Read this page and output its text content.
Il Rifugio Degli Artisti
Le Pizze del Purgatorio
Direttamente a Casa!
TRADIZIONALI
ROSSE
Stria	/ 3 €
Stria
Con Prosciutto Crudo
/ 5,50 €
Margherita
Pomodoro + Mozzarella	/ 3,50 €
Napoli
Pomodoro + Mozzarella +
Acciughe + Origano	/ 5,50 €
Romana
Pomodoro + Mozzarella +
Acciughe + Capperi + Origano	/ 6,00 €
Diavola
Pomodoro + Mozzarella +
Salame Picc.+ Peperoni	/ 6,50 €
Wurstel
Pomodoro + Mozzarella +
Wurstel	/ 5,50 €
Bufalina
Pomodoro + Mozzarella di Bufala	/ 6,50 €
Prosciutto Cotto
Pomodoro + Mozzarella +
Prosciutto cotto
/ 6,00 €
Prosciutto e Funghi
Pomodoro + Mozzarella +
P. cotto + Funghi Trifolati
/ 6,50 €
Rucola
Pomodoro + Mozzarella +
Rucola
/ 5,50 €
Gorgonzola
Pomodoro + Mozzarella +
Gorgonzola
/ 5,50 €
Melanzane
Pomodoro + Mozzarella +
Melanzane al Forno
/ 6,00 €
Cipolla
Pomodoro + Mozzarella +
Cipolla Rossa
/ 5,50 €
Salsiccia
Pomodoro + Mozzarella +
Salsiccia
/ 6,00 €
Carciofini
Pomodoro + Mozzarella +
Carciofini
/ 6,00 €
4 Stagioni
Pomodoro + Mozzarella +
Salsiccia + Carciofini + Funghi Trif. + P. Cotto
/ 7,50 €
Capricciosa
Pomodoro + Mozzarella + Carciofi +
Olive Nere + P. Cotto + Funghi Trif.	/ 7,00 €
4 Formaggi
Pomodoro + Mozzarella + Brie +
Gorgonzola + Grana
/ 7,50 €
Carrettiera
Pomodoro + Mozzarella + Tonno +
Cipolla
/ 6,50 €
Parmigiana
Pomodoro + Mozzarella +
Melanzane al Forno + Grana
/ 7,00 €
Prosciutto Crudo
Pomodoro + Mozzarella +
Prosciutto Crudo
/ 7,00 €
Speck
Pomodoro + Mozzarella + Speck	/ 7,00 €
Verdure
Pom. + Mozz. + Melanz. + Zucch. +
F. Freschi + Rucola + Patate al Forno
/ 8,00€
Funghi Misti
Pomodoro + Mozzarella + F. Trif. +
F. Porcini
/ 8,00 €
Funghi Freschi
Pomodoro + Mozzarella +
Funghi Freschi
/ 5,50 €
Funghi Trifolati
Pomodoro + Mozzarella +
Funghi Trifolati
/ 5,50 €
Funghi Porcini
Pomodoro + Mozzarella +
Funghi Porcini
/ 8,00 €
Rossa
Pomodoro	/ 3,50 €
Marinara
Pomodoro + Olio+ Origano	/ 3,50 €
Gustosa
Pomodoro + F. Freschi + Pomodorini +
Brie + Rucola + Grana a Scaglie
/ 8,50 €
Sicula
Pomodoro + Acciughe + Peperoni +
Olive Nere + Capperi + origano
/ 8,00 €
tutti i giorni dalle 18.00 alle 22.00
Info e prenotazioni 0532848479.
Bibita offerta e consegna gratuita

DIRECTIONS:
Your task is to transcribe the listing above in full, exactly as given.

ANSWER:
Read this page and output its text content.
Il Rifugio Degli Artisti
Le Pizze del Purgatorio
Direttamente a Casa!
TRADIZIONALI
ROSSE
Stria	/ 3 €
Stria
Con Prosciutto Crudo
/ 5,50 €
Margherita
Pomodoro + Mozzarella	/ 3,50 €
Napoli
Pomodoro + Mozzarella +
Acciughe + Origano	/ 5,50 €
Romana
Pomodoro + Mozzarella +
Acciughe + Capperi + Origano	/ 6,00 €
Diavola
Pomodoro + Mozzarella +
Salame Picc.+ Peperoni	/ 6,50 €
Wurstel
Pomodoro + Mozzarella +
Wurstel	/ 5,50 €
Bufalina
Pomodoro + Mozzarella di Bufala	/ 6,50 €
Prosciutto Cotto
Pomodoro + Mozzarella +
Prosciutto cotto
/ 6,00 €
Prosciutto e Funghi
Pomodoro + Mozzarella +
P. cotto + Funghi Trifolati
/ 6,50 €
Rucola
Pomodoro + Mozzarella +
Rucola
/ 5,50 €
Gorgonzola
Pomodoro + Mozzarella +
Gorgonzola
/ 5,50 €
Melanzane
Pomodoro + Mozzarella +
Melanzane al Forno
/ 6,00 €
Cipolla
Pomodoro + Mozzarella +
Cipolla Rossa
/ 5,50 €
Salsiccia
Pomodoro + Mozzarella +
Salsiccia
/ 6,00 €
Carciofini
Pomodoro + Mozzarella +
Carciofini
/ 6,00 €
4 Stagioni
Pomodoro + Mozzarella +
Salsiccia + Carciofini + Funghi Trif. + P. Cotto
/ 7,50 €
Capricciosa
Pomodoro + Mozzarella + Carciofi +
Olive Nere + P. Cotto + Funghi Trif.	/ 7,00 €
4 Formaggi
Pomodoro + Mozzarella + Brie +
Gorgonzola + Grana
/ 7,50 €
Carrettiera
Pomodoro + Mozzarella + Tonno +
Cipolla
/ 6,50 €
Parmigiana
Pomodoro + Mozzarella +
Melanzane al Forno + Grana
/ 7,00 €
Prosciutto Crudo
Pomodoro + Mozzarella +
Prosciutto Crudo
/ 7,00 €
Speck
Pomodoro + Mozzarella + Speck	/ 7,00 €
Verdure
Pom. + Mozz. + Melanz. + Zucch. +
F. Freschi + Rucola + Patate al Forno
/ 8,00€
Funghi Misti
Pomodoro + Mozzarella + F. Trif. +
F. Porcini
/ 8,00 €
Funghi Freschi
Pomodoro + Mozzarella +
Funghi Freschi
/ 5,50 €
Funghi Trifolati
Pomodoro + Mozzarella +
Funghi Trifolati
/ 5,50 €
Funghi Porcini
Pomodoro + Mozzarella +
Funghi Porcini
/ 8,00 €
Rossa
Pomodoro	/ 3,50 €
Marinara
Pomodoro + Olio+ Origano	/ 3,50 €
Gustosa
Pomodoro + F. Freschi + Pomodorini +
Brie + Rucola + Grana a Scaglie
/ 8,50 €
Sicula
Pomodoro + Acciughe + Peperoni +
Olive Nere + Capperi + origano
/ 8,00 €
tutti i giorni dalle 18.00 alle 22.00
Info e prenotazioni 0532848479.
Bibita offerta e consegna gratuita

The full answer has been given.